**GOAL OF THE EXERCISE:** Extract all lines in the data that contain the word "JSON".

**SOURCE MATERIAL:**
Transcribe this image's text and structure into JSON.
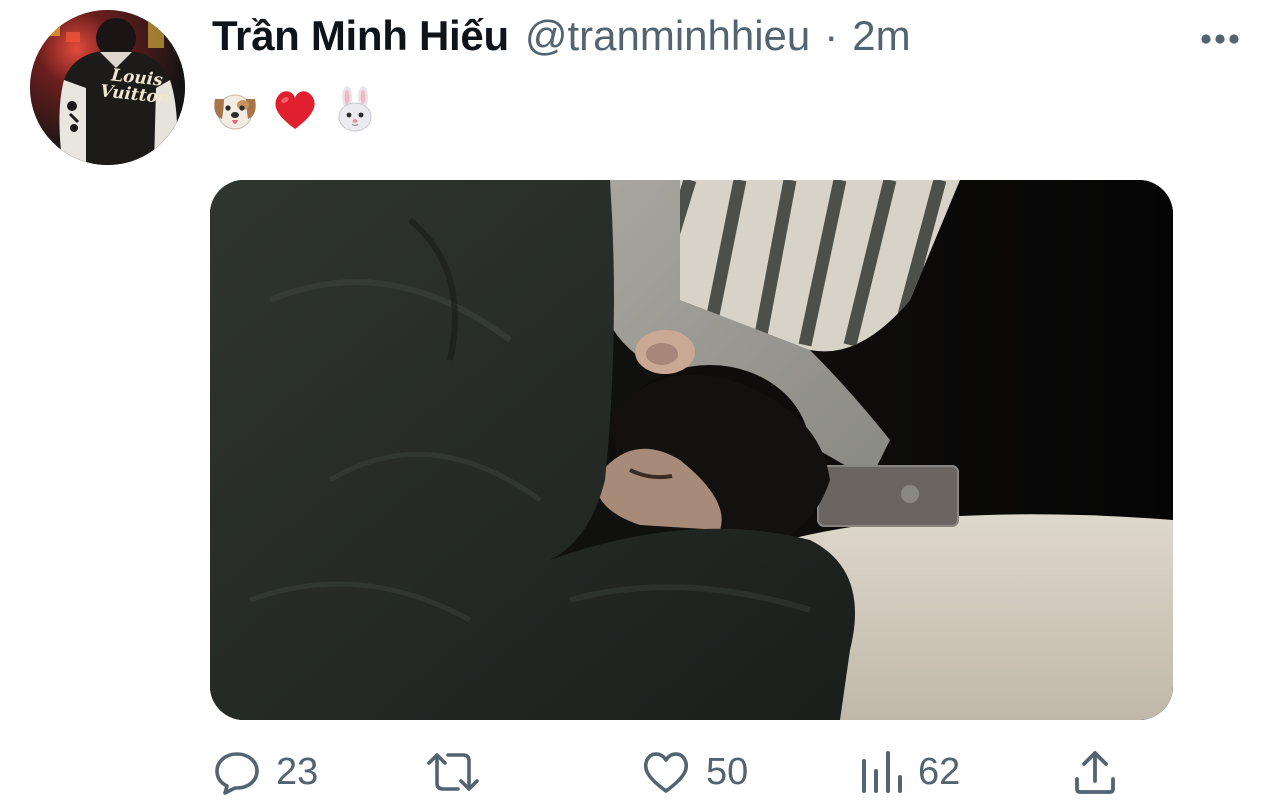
{
  "tweet": {
    "author": {
      "display_name": "Trần Minh Hiếu",
      "handle": "@tranminhhieu",
      "separator": "·",
      "time_ago": "2m",
      "avatar_logo_text": "Louis Vuitton"
    },
    "text_emojis": [
      "dog-face-emoji",
      "red-heart-emoji",
      "rabbit-face-emoji"
    ],
    "media": {
      "type": "photo",
      "icon": "photo"
    },
    "actions": {
      "reply_count": "23",
      "retweet_count": "",
      "like_count": "50",
      "views_count": "62"
    },
    "icons": {
      "more": "more-horizontal-icon",
      "reply": "reply-icon",
      "retweet": "retweet-icon",
      "like": "heart-icon",
      "views": "views-chart-icon",
      "share": "share-icon"
    },
    "colors": {
      "text_primary": "#0f1419",
      "text_secondary": "#536471",
      "heart_emoji": "#e0202e"
    }
  }
}
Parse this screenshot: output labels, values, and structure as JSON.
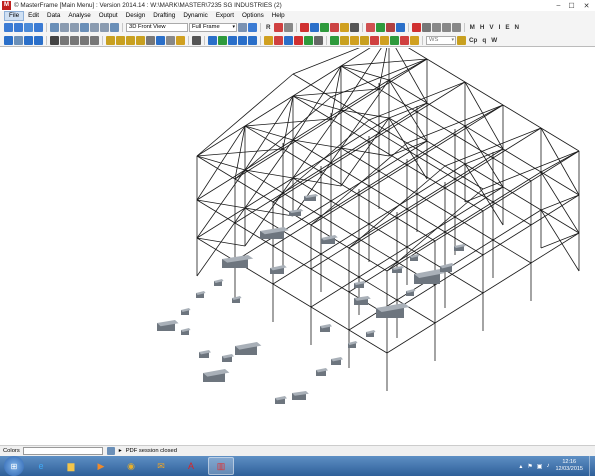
{
  "window": {
    "title": "© MasterFrame [Main Menu] : Version 2014.14 : W:\\MARK\\MASTER\\7235 SG INDUSTRIES (2)"
  },
  "menu": [
    "File",
    "Edit",
    "Data",
    "Analyse",
    "Output",
    "Design",
    "Drafting",
    "Dynamic",
    "Export",
    "Options",
    "Help"
  ],
  "toolbar1": {
    "view_combo": "3D Front View",
    "frame_combo": "Full Frame",
    "letters": [
      "M",
      "H",
      "V",
      "I",
      "E",
      "N"
    ]
  },
  "toolbar2": {
    "ws_combo": "WS",
    "letters": [
      "Cp",
      "q",
      "W"
    ]
  },
  "status": {
    "colors_label": "Colors",
    "message": "PDF session closed"
  },
  "tray": {
    "time": "12:16",
    "date": "12/03/2015"
  }
}
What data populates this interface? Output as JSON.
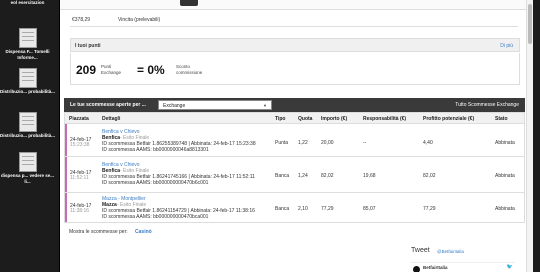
{
  "desktop": {
    "icons": [
      {
        "label": "eol esercitazion"
      },
      {
        "label": "Dispensa F... Tomelli Informe..."
      },
      {
        "label": "Distribuzio... probabilità..."
      },
      {
        "label": "Distribuzio... probabilità..."
      },
      {
        "label": "dispensa p... vedere se... li..."
      }
    ]
  },
  "vincita": {
    "amount": "€378,29",
    "label": "Vincita (prelevabili)"
  },
  "punti": {
    "title": "I tuoi punti",
    "link": "Di più",
    "points": "209",
    "points_label_1": "Punti",
    "points_label_2": "Exchange",
    "equation": "= 0%",
    "discount_1": "Sconto",
    "discount_2": "commissione"
  },
  "bets": {
    "title": "Le tue scommesse aperte per ...",
    "select_value": "Exchange",
    "all_link": "Tutto Scommesse Exchange",
    "headers": [
      "Piazzata",
      "Dettagli",
      "Tipo",
      "Quota",
      "Importo (€)",
      "Responsabilità (€)",
      "Profitto potenziale (€)",
      "Stato"
    ],
    "rows": [
      {
        "date": "24-feb-17",
        "time": "15:23:38",
        "event": "Benfica v Chievo",
        "selection": "Benfica",
        "market": "- Esito Finale",
        "id_line": "ID scommessa Betfair 1.86255389748 | Abbinata: 24-feb-17 15:23:38",
        "aams_line": "ID scommessa AAMS: bb0000000046a8813301",
        "type": "Punta",
        "odds": "1,22",
        "stake": "20,00",
        "liability": "--",
        "profit": "4,40",
        "status": "Abbinata"
      },
      {
        "date": "24-feb-17",
        "time": "11:52:11",
        "event": "Benfica v Chievo",
        "selection": "Benfica",
        "market": "- Esito Finale",
        "id_line": "ID scommessa Betfair 1.86241745166 | Abbinata: 24-feb-17 11:52:11",
        "aams_line": "ID scommessa AAMS: bb000000000470b6c001",
        "type": "Banca",
        "odds": "1,24",
        "stake": "82,02",
        "liability": "19,68",
        "profit": "82,02",
        "status": "Abbinata"
      },
      {
        "date": "24-feb-17",
        "time": "11:38:16",
        "event": "Mazza - Montpellier",
        "selection": "Mazza",
        "market": "- Esito Finale",
        "id_line": "ID scommessa Betfair 1.86241154729 | Abbinata: 24-feb-17 11:38:16",
        "aams_line": "ID scommessa AAMS: bb000000000470bca001",
        "type": "Banca",
        "odds": "2,10",
        "stake": "77,29",
        "liability": "85,07",
        "profit": "77,29",
        "status": "Abbinata"
      }
    ],
    "footer_text": "Mostra le scommesse per:",
    "footer_link": "Casinò"
  },
  "tweet": {
    "title": "Tweet",
    "handle": "@Betfairitalia"
  },
  "betfair": {
    "name": "BetfairItalia",
    "verified_icon": "verified-badge-icon",
    "bird_icon": "twitter-bird-icon"
  },
  "colors": {
    "link": "#3b7ec6",
    "header_bar": "#3a3a3a",
    "accent": "#c86ab5"
  }
}
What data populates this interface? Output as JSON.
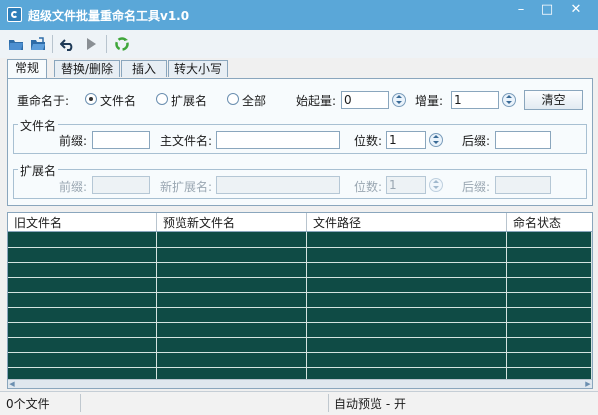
{
  "titlebar": {
    "title": "超级文件批量重命名工具v1.0",
    "min": "–",
    "max": "□",
    "close": "✕"
  },
  "toolbar": {
    "icons": [
      "open-file-icon",
      "open-folder-icon",
      "undo-icon",
      "run-icon",
      "recycle-icon"
    ],
    "colors": {
      "accent": "#5aa7d8",
      "recycle": "#3fa63a"
    }
  },
  "tabs": [
    "常规",
    "替换/删除",
    "插入",
    "转大小写"
  ],
  "general": {
    "rename_label": "重命名于:",
    "rename_options": [
      "文件名",
      "扩展名",
      "全部"
    ],
    "selected_option": "文件名",
    "start_label": "始起量:",
    "start_value": "0",
    "increment_label": "增量:",
    "increment_value": "1",
    "clear_label": "清空"
  },
  "filename_group": {
    "title": "文件名",
    "prefix_label": "前缀:",
    "prefix_value": "",
    "main_label": "主文件名:",
    "main_value": "",
    "digits_label": "位数:",
    "digits_value": "1",
    "suffix_label": "后缀:",
    "suffix_value": ""
  },
  "ext_group": {
    "title": "扩展名",
    "prefix_label": "前缀:",
    "new_ext_label": "新扩展名:",
    "digits_label": "位数:",
    "digits_value": "1",
    "suffix_label": "后缀:"
  },
  "table": {
    "columns": [
      "旧文件名",
      "预览新文件名",
      "文件路径",
      "命名状态"
    ],
    "row_count": 10,
    "colors": {
      "body": "#0f4b45"
    }
  },
  "status": {
    "files": "0个文件",
    "auto_preview": "自动预览 - 开"
  }
}
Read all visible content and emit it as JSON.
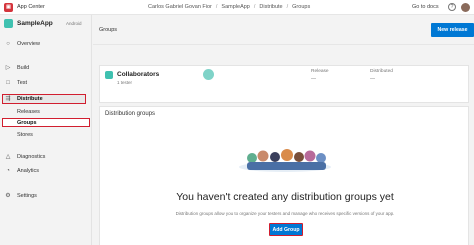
{
  "topbar": {
    "logo_letter": "▣",
    "app_center": "App Center",
    "breadcrumbs": [
      "Carlos Gabriel Govan Fior",
      "SampleApp",
      "Distribute",
      "Groups"
    ],
    "go_to_docs": "Go to docs",
    "help_icon": "?"
  },
  "sidebar": {
    "app_name": "SampleApp",
    "app_os": "Android",
    "items": {
      "overview": "Overview",
      "build": "Build",
      "test": "Test",
      "distribute": "Distribute",
      "releases": "Releases",
      "groups": "Groups",
      "stores": "Stores",
      "diagnostics": "Diagnostics",
      "analytics": "Analytics",
      "settings": "Settings"
    },
    "highlight_color": "#d11e2f"
  },
  "main": {
    "title": "Groups",
    "new_release_label": "New release",
    "collaborators": {
      "name": "Collaborators",
      "sub": "1 tester",
      "release_label": "Release",
      "release_value": "—",
      "distributed_label": "Distributed",
      "distributed_value": "—"
    },
    "distribution_groups": {
      "title": "Distribution groups",
      "empty_title": "You haven't created any distribution groups yet",
      "empty_desc": "Distribution groups allow you to organize your testers and manage who receives specific versions of your app.",
      "add_group_label": "Add Group"
    }
  },
  "colors": {
    "accent": "#0078d4",
    "app_icon": "#3fc1b0"
  }
}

**RESPONSE:**
Transcribe this image's text and structure into JSON.
Parse this screenshot: output labels, values, and structure as JSON.
What data populates this interface? Output as JSON.
What data populates this interface? Output as JSON.
Read all visible content and emit it as JSON.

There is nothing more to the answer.